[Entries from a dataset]

===============

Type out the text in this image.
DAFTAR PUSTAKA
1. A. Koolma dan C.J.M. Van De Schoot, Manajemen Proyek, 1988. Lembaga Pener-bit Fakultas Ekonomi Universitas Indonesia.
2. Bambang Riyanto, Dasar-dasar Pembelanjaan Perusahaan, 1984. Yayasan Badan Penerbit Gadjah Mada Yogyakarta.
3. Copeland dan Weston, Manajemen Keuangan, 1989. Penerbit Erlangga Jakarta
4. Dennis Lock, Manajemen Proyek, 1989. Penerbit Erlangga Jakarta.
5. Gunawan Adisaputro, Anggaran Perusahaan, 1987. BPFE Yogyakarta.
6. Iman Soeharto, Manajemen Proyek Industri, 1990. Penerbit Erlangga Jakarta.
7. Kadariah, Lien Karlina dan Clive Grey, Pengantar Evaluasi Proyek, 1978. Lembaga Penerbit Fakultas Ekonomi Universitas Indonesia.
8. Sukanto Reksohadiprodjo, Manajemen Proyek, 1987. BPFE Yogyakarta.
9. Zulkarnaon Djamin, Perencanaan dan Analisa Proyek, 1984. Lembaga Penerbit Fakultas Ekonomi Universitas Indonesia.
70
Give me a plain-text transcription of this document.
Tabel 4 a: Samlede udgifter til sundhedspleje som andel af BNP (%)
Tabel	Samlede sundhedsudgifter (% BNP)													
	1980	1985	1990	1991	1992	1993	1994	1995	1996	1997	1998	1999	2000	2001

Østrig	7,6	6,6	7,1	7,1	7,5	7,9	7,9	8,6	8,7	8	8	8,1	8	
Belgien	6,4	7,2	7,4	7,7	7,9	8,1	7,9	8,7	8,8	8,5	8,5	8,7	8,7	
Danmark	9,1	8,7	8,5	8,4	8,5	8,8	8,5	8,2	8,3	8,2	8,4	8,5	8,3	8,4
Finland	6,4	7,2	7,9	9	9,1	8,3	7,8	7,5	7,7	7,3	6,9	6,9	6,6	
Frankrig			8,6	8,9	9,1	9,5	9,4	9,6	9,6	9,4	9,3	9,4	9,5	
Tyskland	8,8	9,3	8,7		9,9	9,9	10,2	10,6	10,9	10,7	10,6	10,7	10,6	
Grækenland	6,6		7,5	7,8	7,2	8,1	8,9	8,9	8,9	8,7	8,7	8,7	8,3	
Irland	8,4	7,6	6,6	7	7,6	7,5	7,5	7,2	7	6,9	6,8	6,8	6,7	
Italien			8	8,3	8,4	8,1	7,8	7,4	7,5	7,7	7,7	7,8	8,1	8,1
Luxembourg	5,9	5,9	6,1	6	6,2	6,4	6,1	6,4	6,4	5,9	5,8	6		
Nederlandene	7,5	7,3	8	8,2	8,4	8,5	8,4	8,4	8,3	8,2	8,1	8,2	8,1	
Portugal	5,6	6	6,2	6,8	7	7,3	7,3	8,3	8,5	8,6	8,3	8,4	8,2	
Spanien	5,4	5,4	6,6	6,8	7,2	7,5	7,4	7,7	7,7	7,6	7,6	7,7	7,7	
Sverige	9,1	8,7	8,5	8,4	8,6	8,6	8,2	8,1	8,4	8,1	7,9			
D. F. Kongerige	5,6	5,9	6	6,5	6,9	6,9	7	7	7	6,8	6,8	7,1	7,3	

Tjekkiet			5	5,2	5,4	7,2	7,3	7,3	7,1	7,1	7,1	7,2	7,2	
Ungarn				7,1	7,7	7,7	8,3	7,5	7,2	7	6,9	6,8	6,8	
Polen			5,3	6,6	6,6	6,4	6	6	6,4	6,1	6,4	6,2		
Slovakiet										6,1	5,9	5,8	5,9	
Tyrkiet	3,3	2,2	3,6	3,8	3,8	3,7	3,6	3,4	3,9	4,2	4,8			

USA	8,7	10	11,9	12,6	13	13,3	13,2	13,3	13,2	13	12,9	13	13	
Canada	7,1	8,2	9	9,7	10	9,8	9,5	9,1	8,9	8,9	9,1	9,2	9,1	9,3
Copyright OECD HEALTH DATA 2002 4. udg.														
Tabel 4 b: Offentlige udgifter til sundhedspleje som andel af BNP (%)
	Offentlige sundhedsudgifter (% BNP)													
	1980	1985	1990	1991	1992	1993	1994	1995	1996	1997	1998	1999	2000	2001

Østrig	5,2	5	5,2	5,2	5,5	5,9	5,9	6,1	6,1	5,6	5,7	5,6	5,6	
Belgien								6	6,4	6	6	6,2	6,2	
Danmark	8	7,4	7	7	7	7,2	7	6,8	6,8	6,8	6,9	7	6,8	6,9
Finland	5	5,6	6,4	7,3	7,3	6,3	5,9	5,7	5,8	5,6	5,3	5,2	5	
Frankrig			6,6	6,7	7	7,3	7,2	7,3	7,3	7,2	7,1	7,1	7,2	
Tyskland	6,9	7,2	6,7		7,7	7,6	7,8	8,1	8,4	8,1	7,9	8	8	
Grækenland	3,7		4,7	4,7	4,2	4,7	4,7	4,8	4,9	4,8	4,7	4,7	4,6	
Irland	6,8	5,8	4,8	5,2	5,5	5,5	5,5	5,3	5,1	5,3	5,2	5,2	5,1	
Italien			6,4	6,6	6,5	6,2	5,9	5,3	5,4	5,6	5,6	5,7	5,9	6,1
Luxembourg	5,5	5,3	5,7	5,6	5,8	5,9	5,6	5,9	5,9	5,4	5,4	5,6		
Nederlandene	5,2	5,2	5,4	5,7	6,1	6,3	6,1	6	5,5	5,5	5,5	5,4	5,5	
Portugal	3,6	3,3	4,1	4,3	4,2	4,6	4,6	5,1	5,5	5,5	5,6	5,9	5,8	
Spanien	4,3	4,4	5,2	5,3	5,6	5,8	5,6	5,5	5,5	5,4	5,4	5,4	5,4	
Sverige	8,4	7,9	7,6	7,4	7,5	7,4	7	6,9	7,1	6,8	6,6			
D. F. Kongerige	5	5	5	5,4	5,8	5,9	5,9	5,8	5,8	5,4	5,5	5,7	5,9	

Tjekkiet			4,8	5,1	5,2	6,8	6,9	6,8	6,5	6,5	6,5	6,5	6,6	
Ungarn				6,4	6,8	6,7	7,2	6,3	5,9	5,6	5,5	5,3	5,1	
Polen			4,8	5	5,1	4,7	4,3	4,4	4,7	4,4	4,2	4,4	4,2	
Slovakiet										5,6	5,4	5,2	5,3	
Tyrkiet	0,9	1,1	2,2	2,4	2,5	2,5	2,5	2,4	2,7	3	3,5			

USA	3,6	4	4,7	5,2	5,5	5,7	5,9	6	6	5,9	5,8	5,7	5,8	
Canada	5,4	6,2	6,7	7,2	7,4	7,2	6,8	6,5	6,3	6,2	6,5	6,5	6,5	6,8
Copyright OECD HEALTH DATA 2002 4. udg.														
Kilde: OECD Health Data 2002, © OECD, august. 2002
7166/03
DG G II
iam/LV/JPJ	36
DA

===============

* The request
Repeat every record exactly as written, please.

* Complete response
Type out the text in this image.
DAFTAR PUSTAKA
1. A. Koolma dan C.J.M. Van De Schoot, Manajemen Proyek, 1988. Lembaga Pener-bit Fakultas Ekonomi Universitas Indonesia.
2. Bambang Riyanto, Dasar-dasar Pembelanjaan Perusahaan, 1984. Yayasan Badan Penerbit Gadjah Mada Yogyakarta.
3. Copeland dan Weston, Manajemen Keuangan, 1989. Penerbit Erlangga Jakarta
4. Dennis Lock, Manajemen Proyek, 1989. Penerbit Erlangga Jakarta.
5. Gunawan Adisaputro, Anggaran Perusahaan, 1987. BPFE Yogyakarta.
6. Iman Soeharto, Manajemen Proyek Industri, 1990. Penerbit Erlangga Jakarta.
7. Kadariah, Lien Karlina dan Clive Grey, Pengantar Evaluasi Proyek, 1978. Lembaga Penerbit Fakultas Ekonomi Universitas Indonesia.
8. Sukanto Reksohadiprodjo, Manajemen Proyek, 1987. BPFE Yogyakarta.
9. Zulkarnaon Djamin, Perencanaan dan Analisa Proyek, 1984. Lembaga Penerbit Fakultas Ekonomi Universitas Indonesia.
70
Give me a plain-text transcription of this document.
Tabel 4 a: Samlede udgifter til sundhedspleje som andel af BNP (%)
Tabel	Samlede sundhedsudgifter (% BNP)													
	1980	1985	1990	1991	1992	1993	1994	1995	1996	1997	1998	1999	2000	2001

Østrig	7,6	6,6	7,1	7,1	7,5	7,9	7,9	8,6	8,7	8	8	8,1	8	
Belgien	6,4	7,2	7,4	7,7	7,9	8,1	7,9	8,7	8,8	8,5	8,5	8,7	8,7	
Danmark	9,1	8,7	8,5	8,4	8,5	8,8	8,5	8,2	8,3	8,2	8,4	8,5	8,3	8,4
Finland	6,4	7,2	7,9	9	9,1	8,3	7,8	7,5	7,7	7,3	6,9	6,9	6,6	
Frankrig			8,6	8,9	9,1	9,5	9,4	9,6	9,6	9,4	9,3	9,4	9,5	
Tyskland	8,8	9,3	8,7		9,9	9,9	10,2	10,6	10,9	10,7	10,6	10,7	10,6	
Grækenland	6,6		7,5	7,8	7,2	8,1	8,9	8,9	8,9	8,7	8,7	8,7	8,3	
Irland	8,4	7,6	6,6	7	7,6	7,5	7,5	7,2	7	6,9	6,8	6,8	6,7	
Italien			8	8,3	8,4	8,1	7,8	7,4	7,5	7,7	7,7	7,8	8,1	8,1
Luxembourg	5,9	5,9	6,1	6	6,2	6,4	6,1	6,4	6,4	5,9	5,8	6		
Nederlandene	7,5	7,3	8	8,2	8,4	8,5	8,4	8,4	8,3	8,2	8,1	8,2	8,1	
Portugal	5,6	6	6,2	6,8	7	7,3	7,3	8,3	8,5	8,6	8,3	8,4	8,2	
Spanien	5,4	5,4	6,6	6,8	7,2	7,5	7,4	7,7	7,7	7,6	7,6	7,7	7,7	
Sverige	9,1	8,7	8,5	8,4	8,6	8,6	8,2	8,1	8,4	8,1	7,9			
D. F. Kongerige	5,6	5,9	6	6,5	6,9	6,9	7	7	7	6,8	6,8	7,1	7,3	

Tjekkiet			5	5,2	5,4	7,2	7,3	7,3	7,1	7,1	7,1	7,2	7,2	
Ungarn				7,1	7,7	7,7	8,3	7,5	7,2	7	6,9	6,8	6,8	
Polen			5,3	6,6	6,6	6,4	6	6	6,4	6,1	6,4	6,2		
Slovakiet										6,1	5,9	5,8	5,9	
Tyrkiet	3,3	2,2	3,6	3,8	3,8	3,7	3,6	3,4	3,9	4,2	4,8			

USA	8,7	10	11,9	12,6	13	13,3	13,2	13,3	13,2	13	12,9	13	13	
Canada	7,1	8,2	9	9,7	10	9,8	9,5	9,1	8,9	8,9	9,1	9,2	9,1	9,3
Copyright OECD HEALTH DATA 2002 4. udg.														
Tabel 4 b: Offentlige udgifter til sundhedspleje som andel af BNP (%)
	Offentlige sundhedsudgifter (% BNP)													
	1980	1985	1990	1991	1992	1993	1994	1995	1996	1997	1998	1999	2000	2001

Østrig	5,2	5	5,2	5,2	5,5	5,9	5,9	6,1	6,1	5,6	5,7	5,6	5,6	
Belgien								6	6,4	6	6	6,2	6,2	
Danmark	8	7,4	7	7	7	7,2	7	6,8	6,8	6,8	6,9	7	6,8	6,9
Finland	5	5,6	6,4	7,3	7,3	6,3	5,9	5,7	5,8	5,6	5,3	5,2	5	
Frankrig			6,6	6,7	7	7,3	7,2	7,3	7,3	7,2	7,1	7,1	7,2	
Tyskland	6,9	7,2	6,7		7,7	7,6	7,8	8,1	8,4	8,1	7,9	8	8	
Grækenland	3,7		4,7	4,7	4,2	4,7	4,7	4,8	4,9	4,8	4,7	4,7	4,6	
Irland	6,8	5,8	4,8	5,2	5,5	5,5	5,5	5,3	5,1	5,3	5,2	5,2	5,1	
Italien			6,4	6,6	6,5	6,2	5,9	5,3	5,4	5,6	5,6	5,7	5,9	6,1
Luxembourg	5,5	5,3	5,7	5,6	5,8	5,9	5,6	5,9	5,9	5,4	5,4	5,6		
Nederlandene	5,2	5,2	5,4	5,7	6,1	6,3	6,1	6	5,5	5,5	5,5	5,4	5,5	
Portugal	3,6	3,3	4,1	4,3	4,2	4,6	4,6	5,1	5,5	5,5	5,6	5,9	5,8	
Spanien	4,3	4,4	5,2	5,3	5,6	5,8	5,6	5,5	5,5	5,4	5,4	5,4	5,4	
Sverige	8,4	7,9	7,6	7,4	7,5	7,4	7	6,9	7,1	6,8	6,6			
D. F. Kongerige	5	5	5	5,4	5,8	5,9	5,9	5,8	5,8	5,4	5,5	5,7	5,9	

Tjekkiet			4,8	5,1	5,2	6,8	6,9	6,8	6,5	6,5	6,5	6,5	6,6	
Ungarn				6,4	6,8	6,7	7,2	6,3	5,9	5,6	5,5	5,3	5,1	
Polen			4,8	5	5,1	4,7	4,3	4,4	4,7	4,4	4,2	4,4	4,2	
Slovakiet										5,6	5,4	5,2	5,3	
Tyrkiet	0,9	1,1	2,2	2,4	2,5	2,5	2,5	2,4	2,7	3	3,5			

USA	3,6	4	4,7	5,2	5,5	5,7	5,9	6	6	5,9	5,8	5,7	5,8	
Canada	5,4	6,2	6,7	7,2	7,4	7,2	6,8	6,5	6,3	6,2	6,5	6,5	6,5	6,8
Copyright OECD HEALTH DATA 2002 4. udg.														
Kilde: OECD Health Data 2002, © OECD, august. 2002
7166/03
DG G II
iam/LV/JPJ	36
DA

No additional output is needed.